Work instructions -
Reproduce the following material exactly, including every line.

Material to process -
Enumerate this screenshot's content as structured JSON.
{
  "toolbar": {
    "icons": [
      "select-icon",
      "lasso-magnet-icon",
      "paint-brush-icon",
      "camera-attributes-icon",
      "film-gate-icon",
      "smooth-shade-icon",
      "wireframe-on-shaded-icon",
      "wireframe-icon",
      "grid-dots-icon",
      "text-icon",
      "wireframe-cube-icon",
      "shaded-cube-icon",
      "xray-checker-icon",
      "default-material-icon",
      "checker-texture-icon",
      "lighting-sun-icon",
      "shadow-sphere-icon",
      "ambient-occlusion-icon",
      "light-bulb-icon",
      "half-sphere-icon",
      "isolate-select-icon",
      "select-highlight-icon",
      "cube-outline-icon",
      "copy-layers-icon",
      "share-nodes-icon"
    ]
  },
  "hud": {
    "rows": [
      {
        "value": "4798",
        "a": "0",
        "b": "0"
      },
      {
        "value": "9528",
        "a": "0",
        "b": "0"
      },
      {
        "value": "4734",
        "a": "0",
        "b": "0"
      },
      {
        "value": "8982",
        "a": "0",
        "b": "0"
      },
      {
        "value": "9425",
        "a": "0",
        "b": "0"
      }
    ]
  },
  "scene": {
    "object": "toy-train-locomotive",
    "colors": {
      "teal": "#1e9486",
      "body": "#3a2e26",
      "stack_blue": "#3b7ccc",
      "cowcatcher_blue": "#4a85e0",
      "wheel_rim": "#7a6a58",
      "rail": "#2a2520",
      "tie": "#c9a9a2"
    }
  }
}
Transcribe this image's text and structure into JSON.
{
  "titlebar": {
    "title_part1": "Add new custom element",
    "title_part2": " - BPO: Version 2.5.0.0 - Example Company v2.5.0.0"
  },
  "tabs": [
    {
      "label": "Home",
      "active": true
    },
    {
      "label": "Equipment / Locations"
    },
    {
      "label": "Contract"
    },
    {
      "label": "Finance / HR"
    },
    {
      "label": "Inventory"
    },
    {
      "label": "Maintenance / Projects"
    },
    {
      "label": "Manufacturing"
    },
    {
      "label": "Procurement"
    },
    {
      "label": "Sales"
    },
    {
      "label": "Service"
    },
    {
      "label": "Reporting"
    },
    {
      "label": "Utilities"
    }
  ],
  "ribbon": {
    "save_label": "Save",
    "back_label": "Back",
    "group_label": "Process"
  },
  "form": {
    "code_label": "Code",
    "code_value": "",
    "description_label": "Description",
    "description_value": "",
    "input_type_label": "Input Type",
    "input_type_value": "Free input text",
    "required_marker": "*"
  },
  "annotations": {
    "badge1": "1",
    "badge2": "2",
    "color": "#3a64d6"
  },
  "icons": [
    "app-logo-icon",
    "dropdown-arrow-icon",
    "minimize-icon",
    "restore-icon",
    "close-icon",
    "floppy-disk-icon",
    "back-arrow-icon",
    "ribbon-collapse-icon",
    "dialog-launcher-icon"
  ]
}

Written solution -
Enumerate this screenshot's content as structured JSON.
{
  "toolbar": {
    "icons": [
      "select-icon",
      "lasso-magnet-icon",
      "paint-brush-icon",
      "camera-attributes-icon",
      "film-gate-icon",
      "smooth-shade-icon",
      "wireframe-on-shaded-icon",
      "wireframe-icon",
      "grid-dots-icon",
      "text-icon",
      "wireframe-cube-icon",
      "shaded-cube-icon",
      "xray-checker-icon",
      "default-material-icon",
      "checker-texture-icon",
      "lighting-sun-icon",
      "shadow-sphere-icon",
      "ambient-occlusion-icon",
      "light-bulb-icon",
      "half-sphere-icon",
      "isolate-select-icon",
      "select-highlight-icon",
      "cube-outline-icon",
      "copy-layers-icon",
      "share-nodes-icon"
    ]
  },
  "hud": {
    "rows": [
      {
        "value": "4798",
        "a": "0",
        "b": "0"
      },
      {
        "value": "9528",
        "a": "0",
        "b": "0"
      },
      {
        "value": "4734",
        "a": "0",
        "b": "0"
      },
      {
        "value": "8982",
        "a": "0",
        "b": "0"
      },
      {
        "value": "9425",
        "a": "0",
        "b": "0"
      }
    ]
  },
  "scene": {
    "object": "toy-train-locomotive",
    "colors": {
      "teal": "#1e9486",
      "body": "#3a2e26",
      "stack_blue": "#3b7ccc",
      "cowcatcher_blue": "#4a85e0",
      "wheel_rim": "#7a6a58",
      "rail": "#2a2520",
      "tie": "#c9a9a2"
    }
  }
}
Transcribe this image's text and structure into JSON.
{
  "titlebar": {
    "title_part1": "Add new custom element",
    "title_part2": " - BPO: Version 2.5.0.0 - Example Company v2.5.0.0"
  },
  "tabs": [
    {
      "label": "Home",
      "active": true
    },
    {
      "label": "Equipment / Locations"
    },
    {
      "label": "Contract"
    },
    {
      "label": "Finance / HR"
    },
    {
      "label": "Inventory"
    },
    {
      "label": "Maintenance / Projects"
    },
    {
      "label": "Manufacturing"
    },
    {
      "label": "Procurement"
    },
    {
      "label": "Sales"
    },
    {
      "label": "Service"
    },
    {
      "label": "Reporting"
    },
    {
      "label": "Utilities"
    }
  ],
  "ribbon": {
    "save_label": "Save",
    "back_label": "Back",
    "group_label": "Process"
  },
  "form": {
    "code_label": "Code",
    "code_value": "",
    "description_label": "Description",
    "description_value": "",
    "input_type_label": "Input Type",
    "input_type_value": "Free input text",
    "required_marker": "*"
  },
  "annotations": {
    "badge1": "1",
    "badge2": "2",
    "color": "#3a64d6"
  },
  "icons": [
    "app-logo-icon",
    "dropdown-arrow-icon",
    "minimize-icon",
    "restore-icon",
    "close-icon",
    "floppy-disk-icon",
    "back-arrow-icon",
    "ribbon-collapse-icon",
    "dialog-launcher-icon"
  ]
}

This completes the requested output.